**Description of the task**
Exactly repeat all the records below, omitting the images they hold.
* START Provided records *
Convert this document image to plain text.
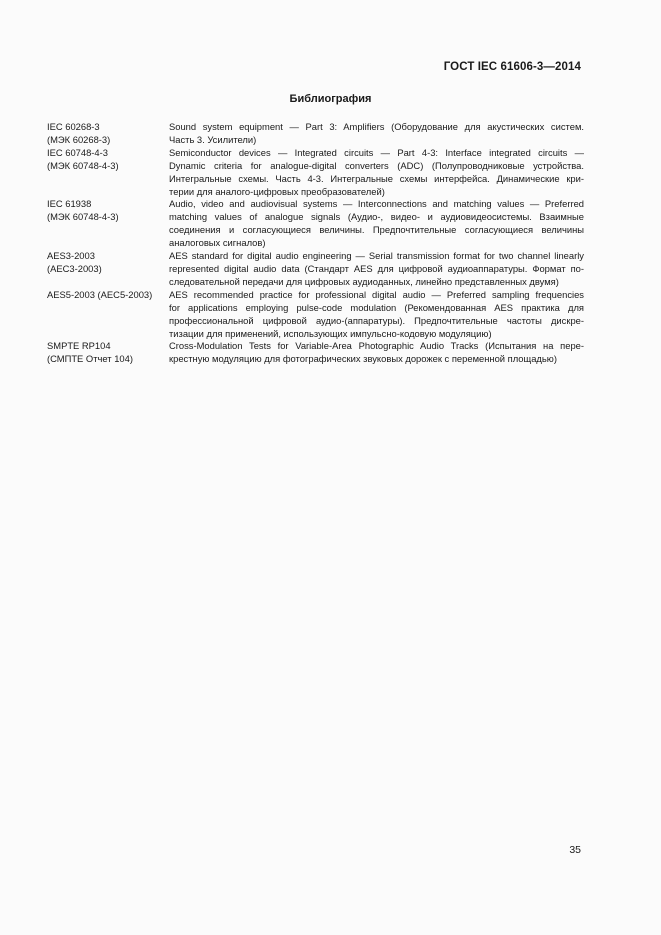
ГОСТ IEC 61606-3—2014
Библиография
IEC 60268-3
(МЭК 60268-3)
Sound system equipment — Part 3: Amplifiers (Оборудование для акустических систем.
Часть 3. Усилители)
IEC 60748-4-3
(МЭК 60748-4-3)
Semiconductor devices — Integrated circuits — Part 4-3: Interface integrated circuits —
Dynamic criteria for analogue-digital converters (ADC) (Полупроводниковые устройства.
Интегральные схемы. Часть 4-3. Интегральные схемы интерфейса. Динамические кри-
терии для аналого-цифровых преобразователей)
IEC 61938
(МЭК 60748-4-3)
Audio, video and audiovisual systems — Interconnections and matching values — Preferred
matching values of analogue signals (Аудио-, видео- и аудиовидеосистемы. Взаимные
соединения и согласующиеся величины. Предпочтительные согласующиеся величины
аналоговых сигналов)
AES3-2003
(АЕС3-2003)
AES standard for digital audio engineering — Serial transmission format for two channel linearly
represented digital audio data (Стандарт AES для цифровой аудиоаппаратуры. Формат по-
следовательной передачи для цифровых аудиоданных, линейно представленных двумя)
AES5-2003 (АЕС5-2003)	AES recommended practice for professional digital audio — Preferred sampling frequencies
for applications employing pulse-code modulation (Рекомендованная AES практика для
профессиональной цифровой аудио-(аппаратуры). Предпочтительные частоты дискре-
тизации для применений, использующих импульсно-кодовую модуляцию)
SMPTE RP104
(СМПТЕ Отчет 104)
Cross-Modulation Tests for Variable-Area Photographic Audio Tracks (Испытания на пере-
крестную модуляцию для фотографических звуковых дорожек с переменной площадью)
35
* END Provided records *
**Worked answer**
Convert this document image to plain text.
ГОСТ IEC 61606-3—2014
Библиография
IEC 60268-3
(МЭК 60268-3)
Sound system equipment — Part 3: Amplifiers (Оборудование для акустических систем.
Часть 3. Усилители)
IEC 60748-4-3
(МЭК 60748-4-3)
Semiconductor devices — Integrated circuits — Part 4-3: Interface integrated circuits —
Dynamic criteria for analogue-digital converters (ADC) (Полупроводниковые устройства.
Интегральные схемы. Часть 4-3. Интегральные схемы интерфейса. Динамические кри-
терии для аналого-цифровых преобразователей)
IEC 61938
(МЭК 60748-4-3)
Audio, video and audiovisual systems — Interconnections and matching values — Preferred
matching values of analogue signals (Аудио-, видео- и аудиовидеосистемы. Взаимные
соединения и согласующиеся величины. Предпочтительные согласующиеся величины
аналоговых сигналов)
AES3-2003
(АЕС3-2003)
AES standard for digital audio engineering — Serial transmission format for two channel linearly
represented digital audio data (Стандарт AES для цифровой аудиоаппаратуры. Формат по-
следовательной передачи для цифровых аудиоданных, линейно представленных двумя)
AES5-2003 (АЕС5-2003)	AES recommended practice for professional digital audio — Preferred sampling frequencies
for applications employing pulse-code modulation (Рекомендованная AES практика для
профессиональной цифровой аудио-(аппаратуры). Предпочтительные частоты дискре-
тизации для применений, использующих импульсно-кодовую модуляцию)
SMPTE RP104
(СМПТЕ Отчет 104)
Cross-Modulation Tests for Variable-Area Photographic Audio Tracks (Испытания на пере-
крестную модуляцию для фотографических звуковых дорожек с переменной площадью)
35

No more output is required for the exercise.